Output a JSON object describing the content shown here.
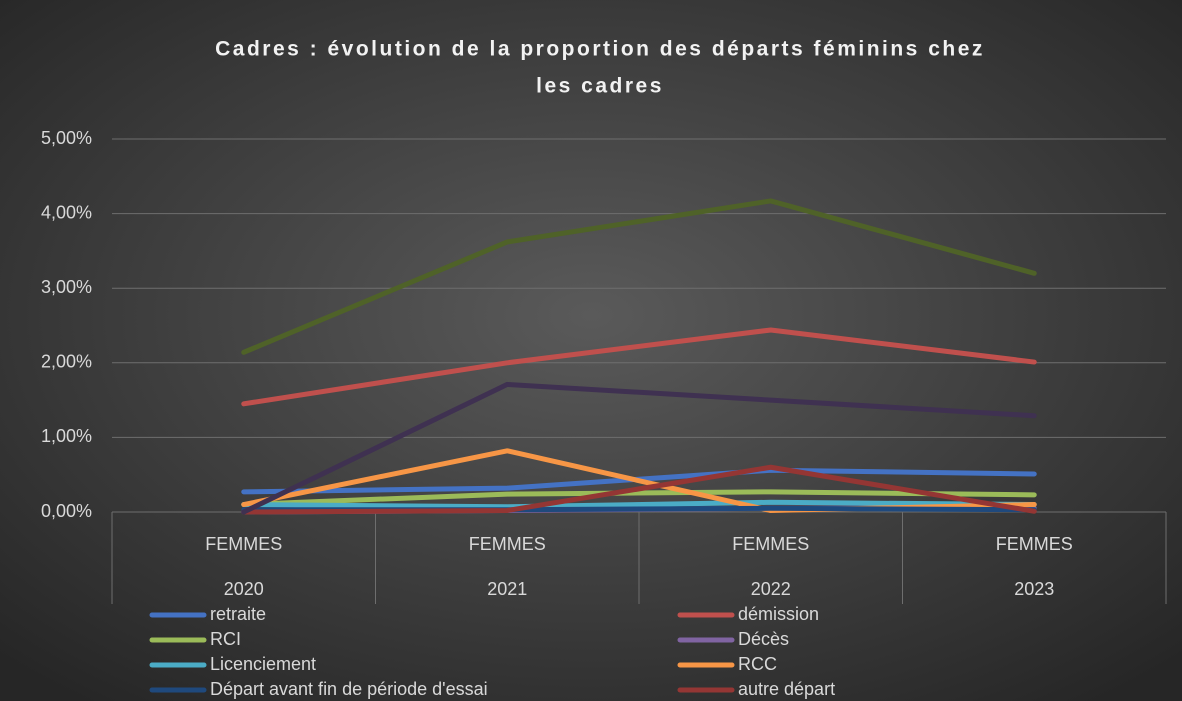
{
  "chart_data": {
    "type": "line",
    "title": [
      "Cadres : évolution de la proportion des départs féminins chez",
      "les cadres"
    ],
    "categories": [
      "2020",
      "2021",
      "2022",
      "2023"
    ],
    "subcategories": [
      "FEMMES",
      "FEMMES",
      "FEMMES",
      "FEMMES"
    ],
    "ylim": [
      0,
      5
    ],
    "yticks": [
      {
        "value": 0,
        "label": "0,00%"
      },
      {
        "value": 1,
        "label": "1,00%"
      },
      {
        "value": 2,
        "label": "2,00%"
      },
      {
        "value": 3,
        "label": "3,00%"
      },
      {
        "value": 4,
        "label": "4,00%"
      },
      {
        "value": 5,
        "label": "5,00%"
      }
    ],
    "grid": true,
    "legend": "bottom",
    "series": [
      {
        "name": "retraite",
        "color": "#4472c4",
        "values": [
          0.27,
          0.32,
          0.56,
          0.51
        ]
      },
      {
        "name": "démission",
        "color": "#c0504d",
        "values": [
          1.45,
          2.0,
          2.44,
          2.01
        ]
      },
      {
        "name": "RCI",
        "color": "#9bbb59",
        "values": [
          0.1,
          0.24,
          0.27,
          0.23
        ]
      },
      {
        "name": "Décès",
        "color": "#8064a2",
        "values": [
          0,
          0.02,
          0.05,
          0.05
        ]
      },
      {
        "name": "Licenciement",
        "color": "#4bacc6",
        "values": [
          0.1,
          0.07,
          0.13,
          0.1
        ]
      },
      {
        "name": "RCC",
        "color": "#f79646",
        "values": [
          0.1,
          0.82,
          0.02,
          0.1
        ]
      },
      {
        "name": "Départ avant fin de période d'essai",
        "color": "#1f497d",
        "values": [
          0.03,
          0.03,
          0.05,
          0.03
        ]
      },
      {
        "name": "autre départ",
        "color": "#943634",
        "values": [
          0,
          0.02,
          0.6,
          0.01
        ]
      },
      {
        "color": "#4f6228",
        "values": [
          2.14,
          3.62,
          4.17,
          3.2
        ]
      },
      {
        "color": "#3f3151",
        "values": [
          0,
          1.71,
          1.5,
          1.29
        ]
      }
    ]
  }
}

——

• [What to produce]: Show every line from the listing above in which the string "label" appears.

• [Answer in full]:
        "label": "0,00%"
        "label": "1,00%"
        "label": "2,00%"
        "label": "3,00%"
        "label": "4,00%"
        "label": "5,00%"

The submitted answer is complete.